> RECORDS FOR THIS EXERCISE
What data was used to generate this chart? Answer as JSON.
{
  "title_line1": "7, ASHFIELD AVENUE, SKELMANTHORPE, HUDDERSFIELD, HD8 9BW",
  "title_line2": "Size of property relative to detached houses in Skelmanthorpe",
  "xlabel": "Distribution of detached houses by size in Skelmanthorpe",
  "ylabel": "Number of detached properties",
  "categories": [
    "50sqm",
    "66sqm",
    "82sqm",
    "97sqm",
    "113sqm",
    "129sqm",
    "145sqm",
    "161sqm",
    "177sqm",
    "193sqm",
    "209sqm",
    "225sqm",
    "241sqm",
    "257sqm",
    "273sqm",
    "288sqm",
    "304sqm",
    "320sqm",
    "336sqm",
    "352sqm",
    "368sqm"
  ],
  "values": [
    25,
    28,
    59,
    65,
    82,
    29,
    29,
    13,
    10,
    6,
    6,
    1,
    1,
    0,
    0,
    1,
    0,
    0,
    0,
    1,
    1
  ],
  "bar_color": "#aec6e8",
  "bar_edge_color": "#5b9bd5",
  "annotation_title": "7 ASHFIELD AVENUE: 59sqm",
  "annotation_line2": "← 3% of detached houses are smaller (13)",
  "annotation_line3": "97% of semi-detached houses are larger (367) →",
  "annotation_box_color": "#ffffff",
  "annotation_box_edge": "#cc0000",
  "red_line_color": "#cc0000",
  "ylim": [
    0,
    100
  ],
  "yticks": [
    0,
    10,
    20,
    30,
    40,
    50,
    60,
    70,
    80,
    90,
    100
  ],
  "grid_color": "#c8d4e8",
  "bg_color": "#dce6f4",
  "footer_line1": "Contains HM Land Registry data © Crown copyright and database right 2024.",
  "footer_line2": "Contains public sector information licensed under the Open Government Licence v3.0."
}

> SET EXERCISE
From the listing above, find the number of lines with the word "detached" in them. Answer with the number only.

> THE RESULT
5